[Collected data entries]
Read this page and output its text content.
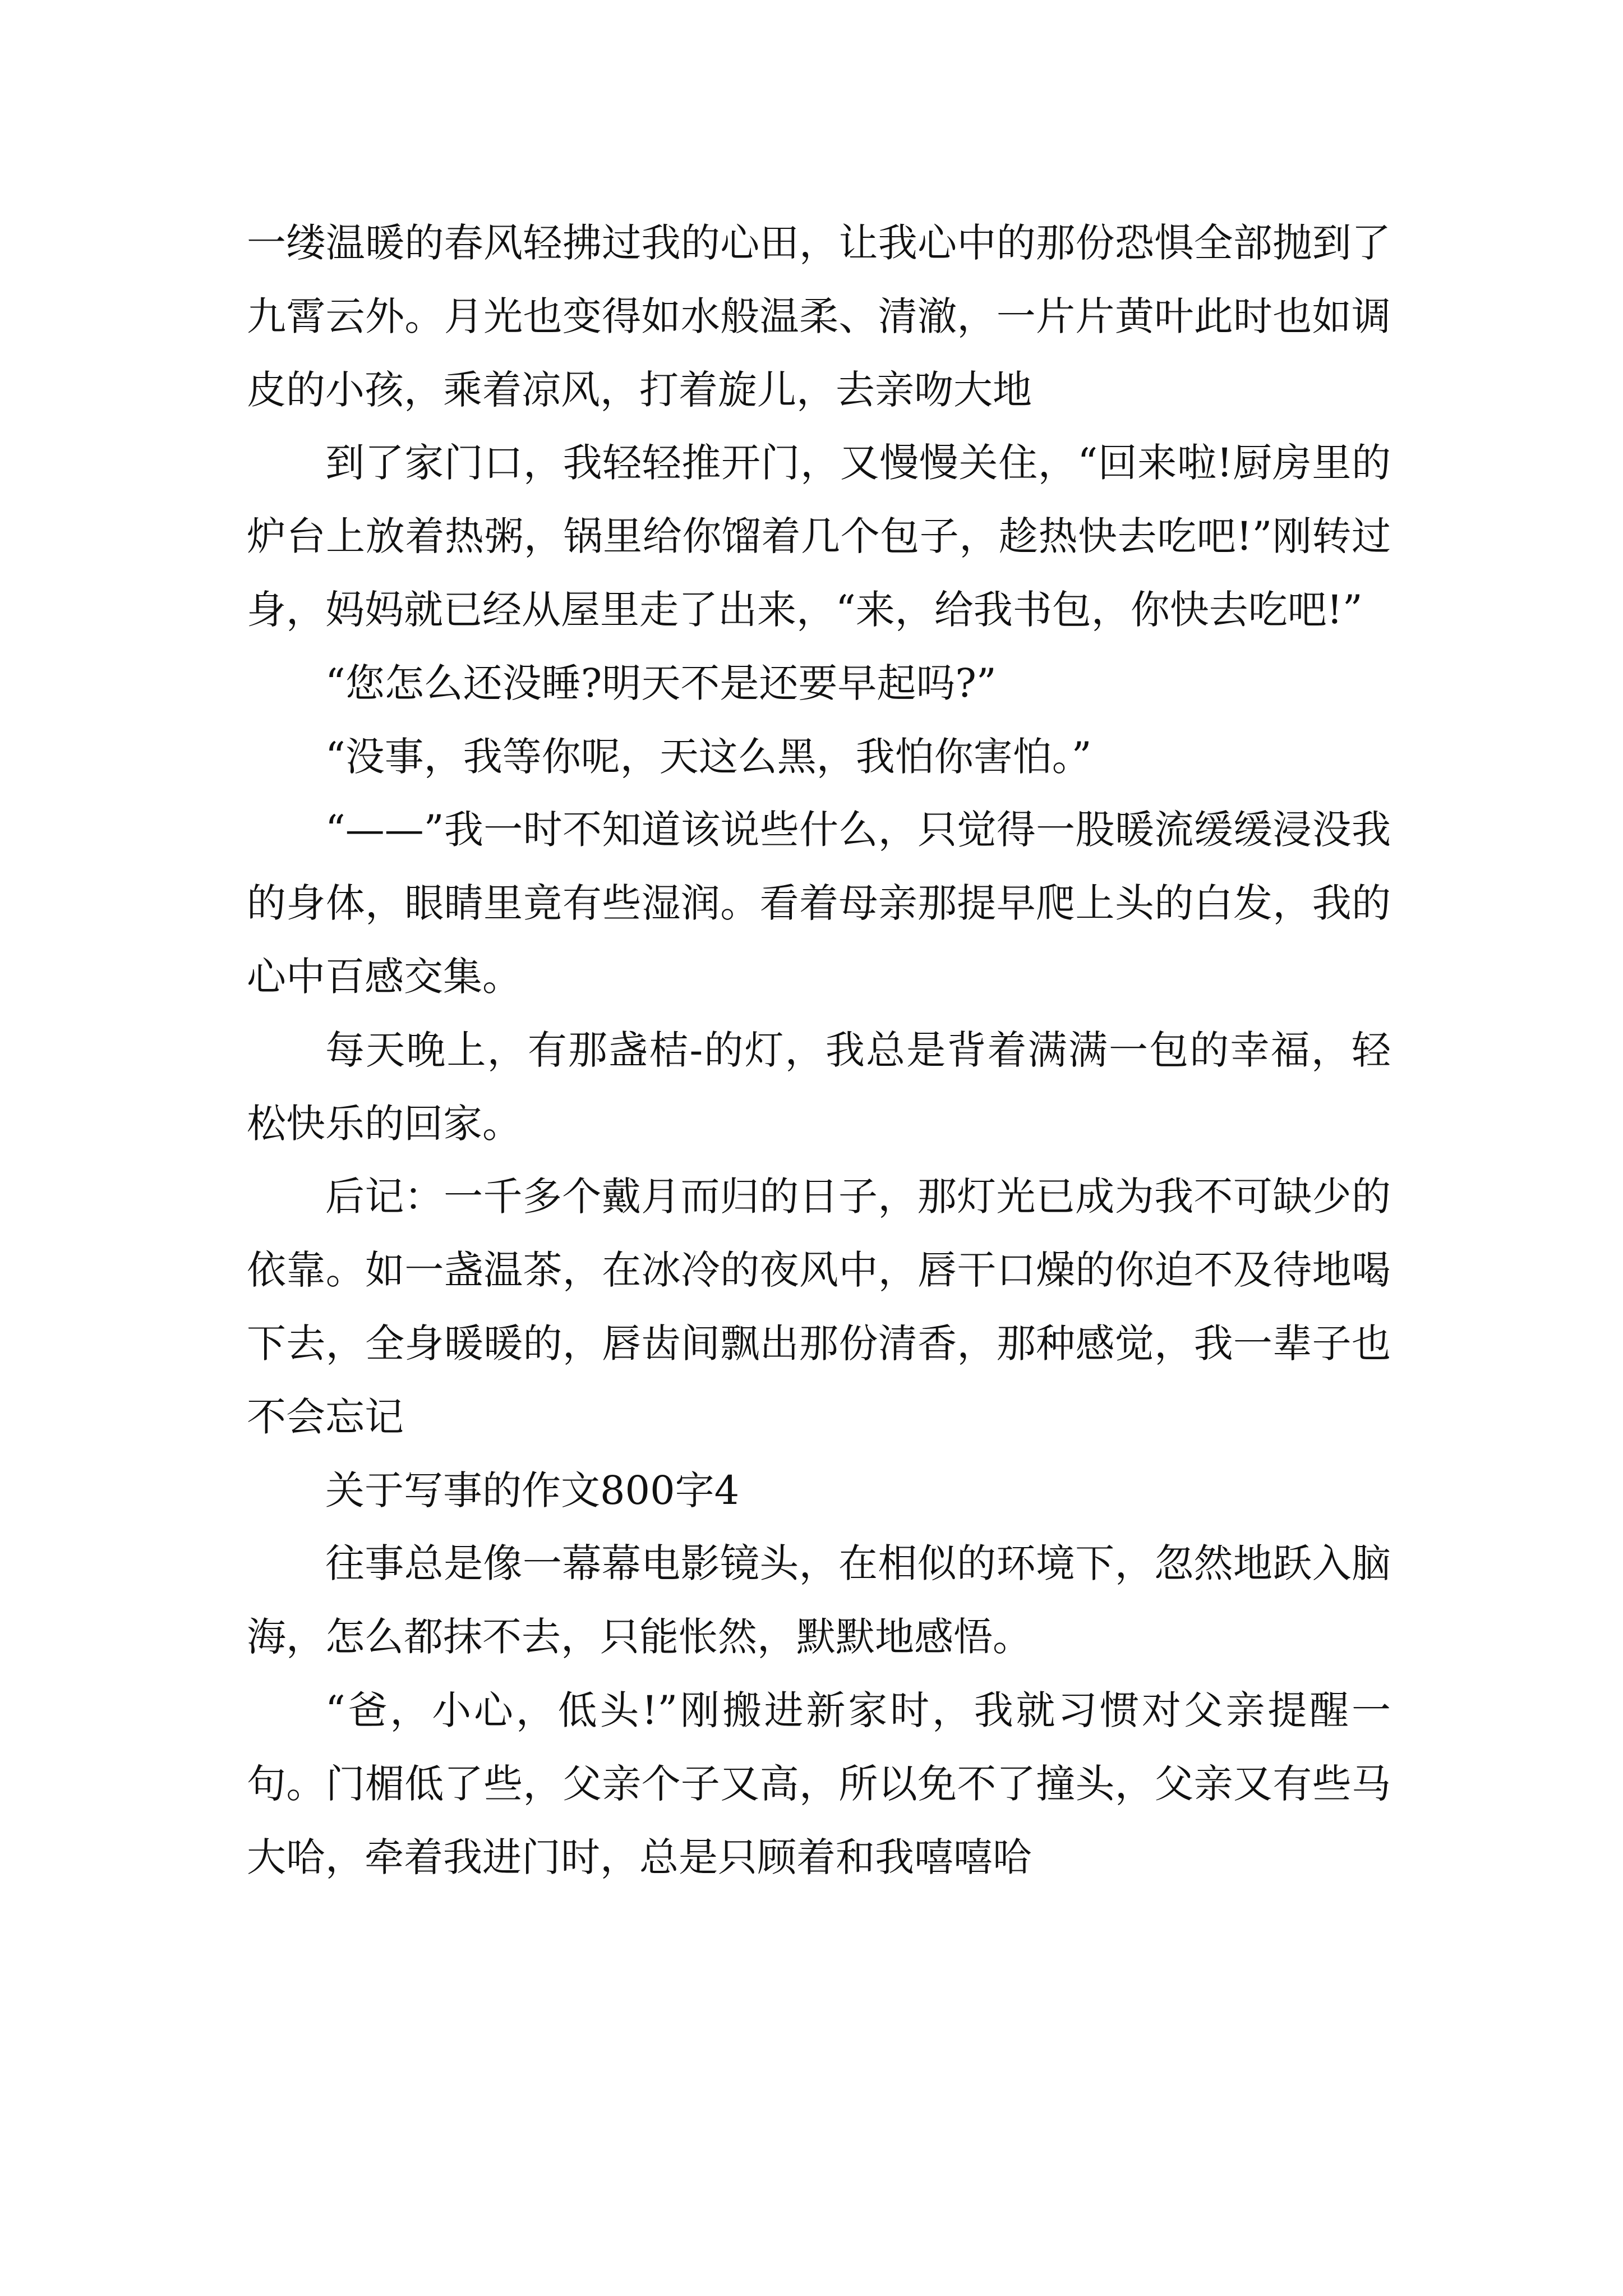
一缕温暖的春风轻拂过我的心田，让我心中的那份恐惧全部抛到了九霄云外。月光也变得如水般温柔、清澈，一片片黄叶此时也如调皮的小孩，乘着凉风，打着旋儿，去亲吻大地

到了家门口，我轻轻推开门，又慢慢关住，“回来啦!厨房里的炉台上放着热粥，锅里给你馏着几个包子，趁热快去吃吧!”刚转过身，妈妈就已经从屋里走了出来，“来，给我书包，你快去吃吧!”

“您怎么还没睡?明天不是还要早起吗?”

“没事，我等你呢，天这么黑，我怕你害怕。”

“——”我一时不知道该说些什么，只觉得一股暖流缓缓浸没我的身体，眼睛里竟有些湿润。看着母亲那提早爬上头的白发，我的心中百感交集。

每天晚上，有那盏桔-的灯，我总是背着满满一包的幸福，轻松快乐的回家。

后记：一千多个戴月而归的日子，那灯光已成为我不可缺少的依靠。如一盏温茶，在冰冷的夜风中，唇干口燥的你迫不及待地喝下去，全身暖暖的，唇齿间飘出那份清香，那种感觉，我一辈子也不会忘记

关于写事的作文800字4

往事总是像一幕幕电影镜头，在相似的环境下，忽然地跃入脑海，怎么都抹不去，只能怅然，默默地感悟。

“爸，小心，低头!”刚搬进新家时，我就习惯对父亲提醒一句。门楣低了些，父亲个子又高，所以免不了撞头，父亲又有些马大哈，牵着我进门时，总是只顾着和我嘻嘻哈
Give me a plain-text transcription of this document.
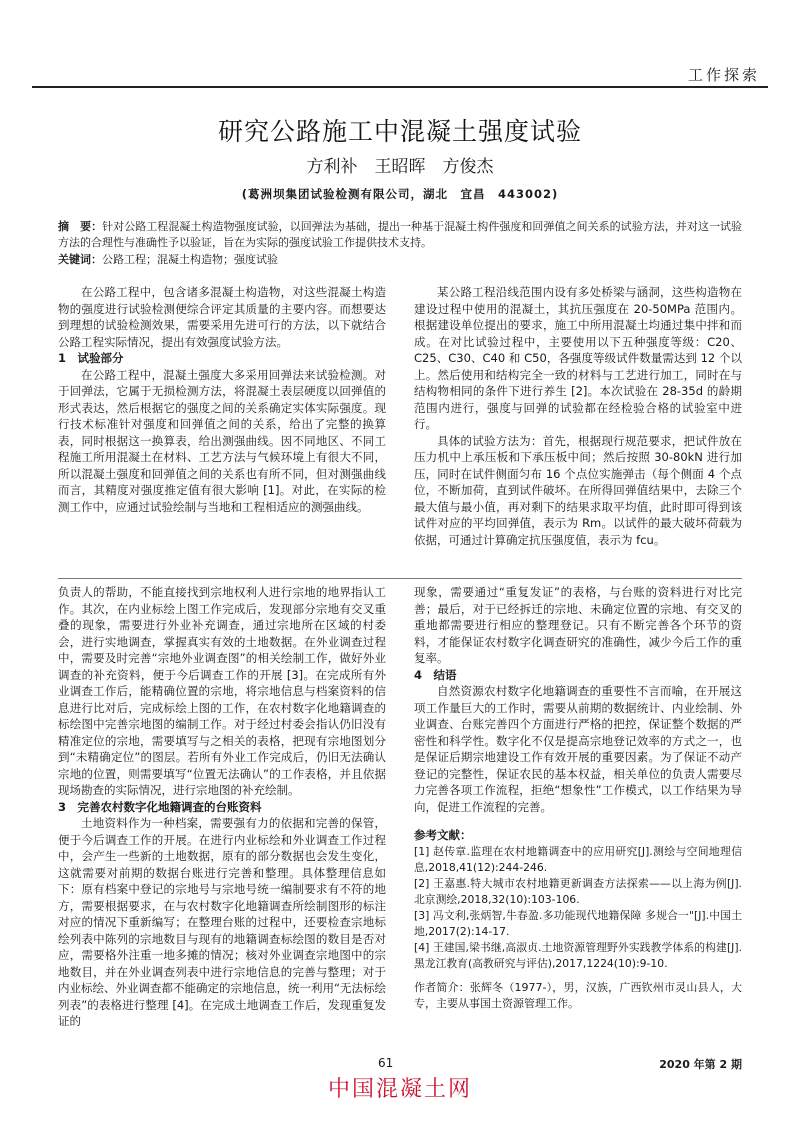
工作探索
研究公路施工中混凝土强度试验
方利补　王昭晖　方俊杰
(葛洲坝集团试验检测有限公司，湖北　宜昌　443002)
摘　要：针对公路工程混凝土构造物强度试验，以回弹法为基础，提出一种基于混凝土构件强度和回弹值之间关系的试验方法，并对这一试验方法的合理性与准确性予以验证，旨在为实际的强度试验工作提供技术支持。
关键词：公路工程；混凝土构造物；强度试验

在公路工程中，包含诸多混凝土构造物，对这些混凝土构造物的强度进行试验检测便综合评定其质量的主要内容。而想要达到理想的试验检测效果，需要采用先进可行的方法，以下就结合公路工程实际情况，提出有效强度试验方法。

1　试验部分

在公路工程中，混凝土强度大多采用回弹法来试验检测。对于回弹法，它属于无损检测方法，将混凝土表层硬度以回弹值的形式表达，然后根据它的强度之间的关系确定实体实际强度。现行技术标准针对强度和回弹值之间的关系，给出了完整的换算表，同时根据这一换算表，给出测强曲线。因不同地区、不同工程施工所用混凝土在材料、工艺方法与气候环境上有很大不同，所以混凝土强度和回弹值之间的关系也有所不同，但对测强曲线而言，其精度对强度推定值有很大影响 [1]。对此，在实际的检测工作中，应通过试验绘制与当地和工程相适应的测强曲线。

某公路工程沿线范围内设有多处桥梁与涵洞，这些构造物在建设过程中使用的混凝土，其抗压强度在 20-50MPa 范围内。根据建设单位提出的要求，施工中所用混凝土均通过集中拌和而成。在对比试验过程中，主要使用以下五种强度等级：C20、C25、C30、C40 和 C50，各强度等级试件数量需达到 12 个以上。然后使用和结构完全一致的材料与工艺进行加工，同时在与结构物相同的条件下进行养生 [2]。本次试验在 28-35d 的龄期范围内进行，强度与回弹的试验都在经检验合格的试验室中进行。

具体的试验方法为：首先，根据现行规范要求，把试件放在压力机中上承压板和下承压板中间；然后按照 30-80kN 进行加压，同时在试件侧面匀布 16 个点位实施弹击（每个侧面 4 个点位，不断加荷，直到试件破坏。在所得回弹值结果中，去除三个最大值与最小值，再对剩下的结果求取平均值，此时即可得到该试件对应的平均回弹值，表示为 Rm。以试件的最大破坏荷载为依据，可通过计算确定抗压强度值，表示为 fcu。

负责人的帮助，不能直接找到宗地权利人进行宗地的地界指认工作。其次，在内业标绘上图工作完成后，发现部分宗地有交叉重叠的现象，需要进行外业补充调查，通过宗地所在区域的村委会，进行实地调查，掌握真实有效的土地数据。在外业调查过程中，需要及时完善“宗地外业调查图”的相关绘制工作，做好外业调查的补充资料，便于今后调查工作的开展 [3]。在完成所有外业调查工作后，能精确位置的宗地，将宗地信息与档案资料的信息进行比对后，完成标绘上图的工作，在农村数字化地籍调查的标绘图中完善宗地图的编制工作。对于经过村委会指认仍旧没有精准定位的宗地，需要填写与之相关的表格，把现有宗地图划分到“未精确定位”的图层。若所有外业工作完成后，仍旧无法确认宗地的位置，则需要填写“位置无法确认”的工作表格，并且依据现场勘查的实际情况，进行宗地图的补充绘制。

3　完善农村数字化地籍调查的台账资料

土地资料作为一种档案，需要强有力的依据和完善的保管，便于今后调查工作的开展。在进行内业标绘和外业调查工作过程中，会产生一些新的土地数据，原有的部分数据也会发生变化，这就需要对前期的数据台账进行完善和整理。具体整理信息如下：原有档案中登记的宗地号与宗地号统一编制要求有不符的地方，需要根据要求，在与农村数字化地籍调查所绘制图形的标注对应的情况下重新编写；在整理台账的过程中，还要检查宗地标绘列表中陈列的宗地数目与现有的地籍调查标绘图的数目是否对应，需要格外注重一地多摊的情况；核对外业调查宗地图中的宗地数目，并在外业调查列表中进行宗地信息的完善与整理；对于内业标绘、外业调查都不能确定的宗地信息，统一利用“无法标绘列表”的表格进行整理 [4]。在完成土地调查工作后，发现重复发证的

现象，需要通过“重复发证”的表格，与台账的资料进行对比完善；最后，对于已经拆迁的宗地、未确定位置的宗地、有交叉的重地都需要进行相应的整理登记。只有不断完善各个环节的资料，才能保证农村数字化调查研究的准确性，减少今后工作的重复率。

4　结语

自然资源农村数字化地籍调查的重要性不言而喻，在开展这项工作量巨大的工作时，需要从前期的数据统计、内业绘制、外业调查、台账完善四个方面进行严格的把控，保证整个数据的严密性和科学性。数字化不仅是提高宗地登记效率的方式之一，也是保证后期宗地建设工作有效开展的重要因素。为了保证不动产登记的完整性，保证农民的基本权益，相关单位的负责人需要尽力完善各项工作流程，拒绝“想象性”工作模式，以工作结果为导向，促进工作流程的完善。

参考文献：
[1] 赵传章.监理在农村地籍调查中的应用研究[J].测绘与空间地理信息,2018,41(12):244-246.
[2] 王嘉惠.特大城市农村地籍更新调查方法探索——以上海为例[J].北京测绘,2018,32(10):103-106.
[3] 冯文利,张炳智,牛春盈.多功能现代地籍保障 多规合一"[J].中国土地,2017(2):14-17.
[4] 王建国,梁书继,高淑贞.土地资源管理野外实践教学体系的构建[J].黑龙江教育(高教研究与评估),2017,1224(10):9-10.
作者简介：张辉冬（1977-），男，汉族，广西钦州市灵山县人，大专，主要从事国土资源管理工作。
61	2020 年第 2 期
中国混凝土网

Work to do
In your copy, leave out the pictures and reproduce the material above exactly.

Response to the exercise
Read this page and output its text content.
一缕温暖的春风轻拂过我的心田，让我心中的那份恐惧全部抛到了九霄云外。月光也变得如水般温柔、清澈，一片片黄叶此时也如调皮的小孩，乘着凉风，打着旋儿，去亲吻大地

到了家门口，我轻轻推开门，又慢慢关住，“回来啦!厨房里的炉台上放着热粥，锅里给你馏着几个包子，趁热快去吃吧!”刚转过身，妈妈就已经从屋里走了出来，“来，给我书包，你快去吃吧!”

“您怎么还没睡?明天不是还要早起吗?”

“没事，我等你呢，天这么黑，我怕你害怕。”

“——”我一时不知道该说些什么，只觉得一股暖流缓缓浸没我的身体，眼睛里竟有些湿润。看着母亲那提早爬上头的白发，我的心中百感交集。

每天晚上，有那盏桔-的灯，我总是背着满满一包的幸福，轻松快乐的回家。

后记：一千多个戴月而归的日子，那灯光已成为我不可缺少的依靠。如一盏温茶，在冰冷的夜风中，唇干口燥的你迫不及待地喝下去，全身暖暖的，唇齿间飘出那份清香，那种感觉，我一辈子也不会忘记

关于写事的作文800字4

往事总是像一幕幕电影镜头，在相似的环境下，忽然地跃入脑海，怎么都抹不去，只能怅然，默默地感悟。

“爸，小心，低头!”刚搬进新家时，我就习惯对父亲提醒一句。门楣低了些，父亲个子又高，所以免不了撞头，父亲又有些马大哈，牵着我进门时，总是只顾着和我嘻嘻哈
Give me a plain-text transcription of this document.
工作探索
研究公路施工中混凝土强度试验
方利补　王昭晖　方俊杰
(葛洲坝集团试验检测有限公司，湖北　宜昌　443002)
摘　要：针对公路工程混凝土构造物强度试验，以回弹法为基础，提出一种基于混凝土构件强度和回弹值之间关系的试验方法，并对这一试验方法的合理性与准确性予以验证，旨在为实际的强度试验工作提供技术支持。
关键词：公路工程；混凝土构造物；强度试验

在公路工程中，包含诸多混凝土构造物，对这些混凝土构造物的强度进行试验检测便综合评定其质量的主要内容。而想要达到理想的试验检测效果，需要采用先进可行的方法，以下就结合公路工程实际情况，提出有效强度试验方法。

1　试验部分

在公路工程中，混凝土强度大多采用回弹法来试验检测。对于回弹法，它属于无损检测方法，将混凝土表层硬度以回弹值的形式表达，然后根据它的强度之间的关系确定实体实际强度。现行技术标准针对强度和回弹值之间的关系，给出了完整的换算表，同时根据这一换算表，给出测强曲线。因不同地区、不同工程施工所用混凝土在材料、工艺方法与气候环境上有很大不同，所以混凝土强度和回弹值之间的关系也有所不同，但对测强曲线而言，其精度对强度推定值有很大影响 [1]。对此，在实际的检测工作中，应通过试验绘制与当地和工程相适应的测强曲线。

某公路工程沿线范围内设有多处桥梁与涵洞，这些构造物在建设过程中使用的混凝土，其抗压强度在 20-50MPa 范围内。根据建设单位提出的要求，施工中所用混凝土均通过集中拌和而成。在对比试验过程中，主要使用以下五种强度等级：C20、C25、C30、C40 和 C50，各强度等级试件数量需达到 12 个以上。然后使用和结构完全一致的材料与工艺进行加工，同时在与结构物相同的条件下进行养生 [2]。本次试验在 28-35d 的龄期范围内进行，强度与回弹的试验都在经检验合格的试验室中进行。

具体的试验方法为：首先，根据现行规范要求，把试件放在压力机中上承压板和下承压板中间；然后按照 30-80kN 进行加压，同时在试件侧面匀布 16 个点位实施弹击（每个侧面 4 个点位，不断加荷，直到试件破坏。在所得回弹值结果中，去除三个最大值与最小值，再对剩下的结果求取平均值，此时即可得到该试件对应的平均回弹值，表示为 Rm。以试件的最大破坏荷载为依据，可通过计算确定抗压强度值，表示为 fcu。

负责人的帮助，不能直接找到宗地权利人进行宗地的地界指认工作。其次，在内业标绘上图工作完成后，发现部分宗地有交叉重叠的现象，需要进行外业补充调查，通过宗地所在区域的村委会，进行实地调查，掌握真实有效的土地数据。在外业调查过程中，需要及时完善“宗地外业调查图”的相关绘制工作，做好外业调查的补充资料，便于今后调查工作的开展 [3]。在完成所有外业调查工作后，能精确位置的宗地，将宗地信息与档案资料的信息进行比对后，完成标绘上图的工作，在农村数字化地籍调查的标绘图中完善宗地图的编制工作。对于经过村委会指认仍旧没有精准定位的宗地，需要填写与之相关的表格，把现有宗地图划分到“未精确定位”的图层。若所有外业工作完成后，仍旧无法确认宗地的位置，则需要填写“位置无法确认”的工作表格，并且依据现场勘查的实际情况，进行宗地图的补充绘制。

3　完善农村数字化地籍调查的台账资料

土地资料作为一种档案，需要强有力的依据和完善的保管，便于今后调查工作的开展。在进行内业标绘和外业调查工作过程中，会产生一些新的土地数据，原有的部分数据也会发生变化，这就需要对前期的数据台账进行完善和整理。具体整理信息如下：原有档案中登记的宗地号与宗地号统一编制要求有不符的地方，需要根据要求，在与农村数字化地籍调查所绘制图形的标注对应的情况下重新编写；在整理台账的过程中，还要检查宗地标绘列表中陈列的宗地数目与现有的地籍调查标绘图的数目是否对应，需要格外注重一地多摊的情况；核对外业调查宗地图中的宗地数目，并在外业调查列表中进行宗地信息的完善与整理；对于内业标绘、外业调查都不能确定的宗地信息，统一利用“无法标绘列表”的表格进行整理 [4]。在完成土地调查工作后，发现重复发证的

现象，需要通过“重复发证”的表格，与台账的资料进行对比完善；最后，对于已经拆迁的宗地、未确定位置的宗地、有交叉的重地都需要进行相应的整理登记。只有不断完善各个环节的资料，才能保证农村数字化调查研究的准确性，减少今后工作的重复率。

4　结语

自然资源农村数字化地籍调查的重要性不言而喻，在开展这项工作量巨大的工作时，需要从前期的数据统计、内业绘制、外业调查、台账完善四个方面进行严格的把控，保证整个数据的严密性和科学性。数字化不仅是提高宗地登记效率的方式之一，也是保证后期宗地建设工作有效开展的重要因素。为了保证不动产登记的完整性，保证农民的基本权益，相关单位的负责人需要尽力完善各项工作流程，拒绝“想象性”工作模式，以工作结果为导向，促进工作流程的完善。

参考文献：
[1] 赵传章.监理在农村地籍调查中的应用研究[J].测绘与空间地理信息,2018,41(12):244-246.
[2] 王嘉惠.特大城市农村地籍更新调查方法探索——以上海为例[J].北京测绘,2018,32(10):103-106.
[3] 冯文利,张炳智,牛春盈.多功能现代地籍保障 多规合一"[J].中国土地,2017(2):14-17.
[4] 王建国,梁书继,高淑贞.土地资源管理野外实践教学体系的构建[J].黑龙江教育(高教研究与评估),2017,1224(10):9-10.
作者简介：张辉冬（1977-），男，汉族，广西钦州市灵山县人，大专，主要从事国土资源管理工作。
61	2020 年第 2 期
中国混凝土网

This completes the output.